> **Extracted entries**:

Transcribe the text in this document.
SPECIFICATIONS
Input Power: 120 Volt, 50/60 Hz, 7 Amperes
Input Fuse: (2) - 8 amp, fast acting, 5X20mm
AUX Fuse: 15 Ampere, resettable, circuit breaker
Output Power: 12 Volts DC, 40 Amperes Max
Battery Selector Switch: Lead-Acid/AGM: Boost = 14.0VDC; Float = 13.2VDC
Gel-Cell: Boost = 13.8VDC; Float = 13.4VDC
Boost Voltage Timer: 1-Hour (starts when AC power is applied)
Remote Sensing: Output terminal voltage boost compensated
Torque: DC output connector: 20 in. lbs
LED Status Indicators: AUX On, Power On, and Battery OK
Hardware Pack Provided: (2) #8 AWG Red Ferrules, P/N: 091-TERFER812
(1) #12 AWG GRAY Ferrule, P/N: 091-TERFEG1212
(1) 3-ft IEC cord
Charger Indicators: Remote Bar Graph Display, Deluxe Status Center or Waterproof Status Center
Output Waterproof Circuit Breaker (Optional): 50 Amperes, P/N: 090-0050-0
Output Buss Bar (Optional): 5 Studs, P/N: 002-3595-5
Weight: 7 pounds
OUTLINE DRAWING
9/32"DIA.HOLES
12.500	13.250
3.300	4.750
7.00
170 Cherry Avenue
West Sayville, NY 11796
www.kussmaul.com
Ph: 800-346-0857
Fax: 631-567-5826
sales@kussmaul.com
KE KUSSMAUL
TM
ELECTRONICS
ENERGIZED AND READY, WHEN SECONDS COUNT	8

> **The exercise**: All of the material must be reproduced exactly.

> **Solution**:
Transcribe the text in this document.
SPECIFICATIONS
Input Power: 120 Volt, 50/60 Hz, 7 Amperes
Input Fuse: (2) - 8 amp, fast acting, 5X20mm
AUX Fuse: 15 Ampere, resettable, circuit breaker
Output Power: 12 Volts DC, 40 Amperes Max
Battery Selector Switch: Lead-Acid/AGM: Boost = 14.0VDC; Float = 13.2VDC
Gel-Cell: Boost = 13.8VDC; Float = 13.4VDC
Boost Voltage Timer: 1-Hour (starts when AC power is applied)
Remote Sensing: Output terminal voltage boost compensated
Torque: DC output connector: 20 in. lbs
LED Status Indicators: AUX On, Power On, and Battery OK
Hardware Pack Provided: (2) #8 AWG Red Ferrules, P/N: 091-TERFER812
(1) #12 AWG GRAY Ferrule, P/N: 091-TERFEG1212
(1) 3-ft IEC cord
Charger Indicators: Remote Bar Graph Display, Deluxe Status Center or Waterproof Status Center
Output Waterproof Circuit Breaker (Optional): 50 Amperes, P/N: 090-0050-0
Output Buss Bar (Optional): 5 Studs, P/N: 002-3595-5
Weight: 7 pounds
OUTLINE DRAWING
9/32"DIA.HOLES
12.500	13.250
3.300	4.750
7.00
170 Cherry Avenue
West Sayville, NY 11796
www.kussmaul.com
Ph: 800-346-0857
Fax: 631-567-5826
sales@kussmaul.com
KE KUSSMAUL
TM
ELECTRONICS
ENERGIZED AND READY, WHEN SECONDS COUNT	8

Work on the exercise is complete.